# WHAT TO WORK ON:
Could you write out the records below exactly as they appear, leaving out any pictures?

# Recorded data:

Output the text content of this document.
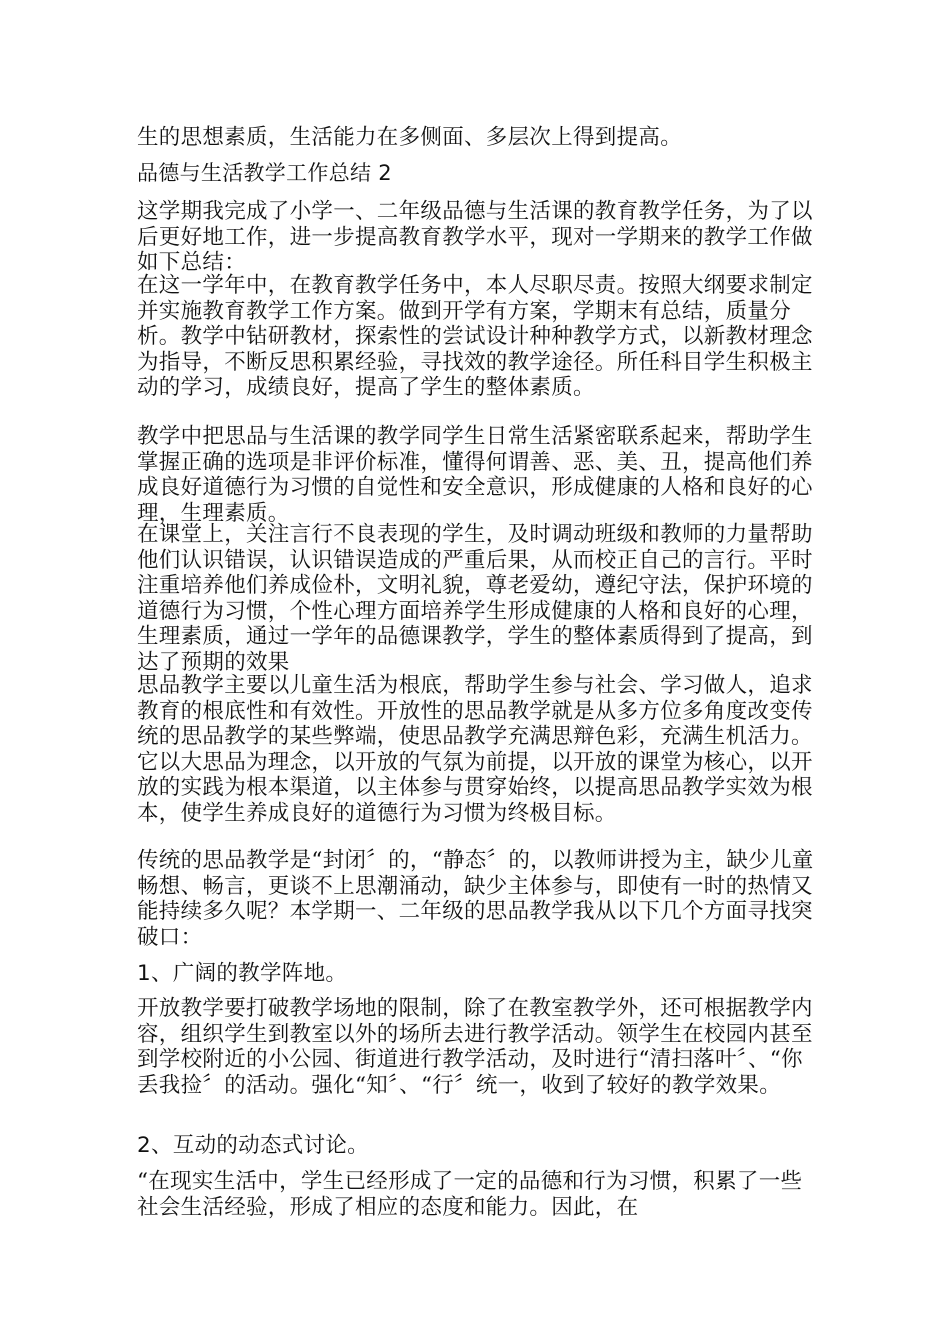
生的思想素质，生活能力在多侧面、多层次上得到提高。
品德与生活教学工作总结 2
这学期我完成了小学一、二年级品德与生活课的教育教学任务，为了以后更好地工作，进一步提高教育教学水平，现对一学期来的教学工作做如下总结：
在这一学年中，在教育教学任务中，本人尽职尽责。按照大纲要求制定并实施教育教学工作方案。做到开学有方案，学期末有总结，质量分析。教学中钻研教材，探索性的尝试设计种种教学方式，以新教材理念为指导，不断反思积累经验，寻找效的教学途径。所任科目学生积极主动的学习，成绩良好，提高了学生的整体素质。
教学中把思品与生活课的教学同学生日常生活紧密联系起来，帮助学生掌握正确的选项是非评价标准，懂得何谓善、恶、美、丑，提高他们养成良好道德行为习惯的自觉性和安全意识，形成健康的人格和良好的心理，生理素质。
在课堂上，关注言行不良表现的学生，及时调动班级和教师的力量帮助他们认识错误，认识错误造成的严重后果，从而校正自己的言行。平时注重培养他们养成俭朴，文明礼貌，尊老爱幼，遵纪守法，保护环境的道德行为习惯，个性心理方面培养学生形成健康的人格和良好的心理，生理素质，通过一学年的品德课教学，学生的整体素质得到了提高，到达了预期的效果
思品教学主要以儿童生活为根底，帮助学生参与社会、学习做人，追求教育的根底性和有效性。开放性的思品教学就是从多方位多角度改变传统的思品教学的某些弊端，使思品教学充满思辩色彩，充满生机活力。它以大思品为理念，以开放的气氛为前提，以开放的课堂为核心，以开放的实践为根本渠道，以主体参与贯穿始终，以提高思品教学实效为根本，使学生养成良好的道德行为习惯为终极目标。
传统的思品教学是“封闭〞的，“静态〞的，以教师讲授为主，缺少儿童畅想、畅言，更谈不上思潮涌动，缺少主体参与，即使有一时的热情又能持续多久呢？本学期一、二年级的思品教学我从以下几个方面寻找突破口：
1、广阔的教学阵地。
开放教学要打破教学场地的限制，除了在教室教学外，还可根据教学内容，组织学生到教室以外的场所去进行教学活动。领学生在校园内甚至到学校附近的小公园、街道进行教学活动，及时进行“清扫落叶〞、“你丢我捡〞的活动。强化“知〞、“行〞统一，收到了较好的教学效果。
2、互动的动态式讨论。
“在现实生活中，学生已经形成了一定的品德和行为习惯，积累了一些社会生活经验，形成了相应的态度和能力。因此，在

# OUTPUT:
Output the text content of this document.
生的思想素质，生活能力在多侧面、多层次上得到提高。
品德与生活教学工作总结 2
这学期我完成了小学一、二年级品德与生活课的教育教学任务，为了以后更好地工作，进一步提高教育教学水平，现对一学期来的教学工作做如下总结：
在这一学年中，在教育教学任务中，本人尽职尽责。按照大纲要求制定并实施教育教学工作方案。做到开学有方案，学期末有总结，质量分析。教学中钻研教材，探索性的尝试设计种种教学方式，以新教材理念为指导，不断反思积累经验，寻找效的教学途径。所任科目学生积极主动的学习，成绩良好，提高了学生的整体素质。
教学中把思品与生活课的教学同学生日常生活紧密联系起来，帮助学生掌握正确的选项是非评价标准，懂得何谓善、恶、美、丑，提高他们养成良好道德行为习惯的自觉性和安全意识，形成健康的人格和良好的心理，生理素质。
在课堂上，关注言行不良表现的学生，及时调动班级和教师的力量帮助他们认识错误，认识错误造成的严重后果，从而校正自己的言行。平时注重培养他们养成俭朴，文明礼貌，尊老爱幼，遵纪守法，保护环境的道德行为习惯，个性心理方面培养学生形成健康的人格和良好的心理，生理素质，通过一学年的品德课教学，学生的整体素质得到了提高，到达了预期的效果
思品教学主要以儿童生活为根底，帮助学生参与社会、学习做人，追求教育的根底性和有效性。开放性的思品教学就是从多方位多角度改变传统的思品教学的某些弊端，使思品教学充满思辩色彩，充满生机活力。它以大思品为理念，以开放的气氛为前提，以开放的课堂为核心，以开放的实践为根本渠道，以主体参与贯穿始终，以提高思品教学实效为根本，使学生养成良好的道德行为习惯为终极目标。
传统的思品教学是“封闭〞的，“静态〞的，以教师讲授为主，缺少儿童畅想、畅言，更谈不上思潮涌动，缺少主体参与，即使有一时的热情又能持续多久呢？本学期一、二年级的思品教学我从以下几个方面寻找突破口：
1、广阔的教学阵地。
开放教学要打破教学场地的限制，除了在教室教学外，还可根据教学内容，组织学生到教室以外的场所去进行教学活动。领学生在校园内甚至到学校附近的小公园、街道进行教学活动，及时进行“清扫落叶〞、“你丢我捡〞的活动。强化“知〞、“行〞统一，收到了较好的教学效果。
2、互动的动态式讨论。
“在现实生活中，学生已经形成了一定的品德和行为习惯，积累了一些社会生活经验，形成了相应的态度和能力。因此，在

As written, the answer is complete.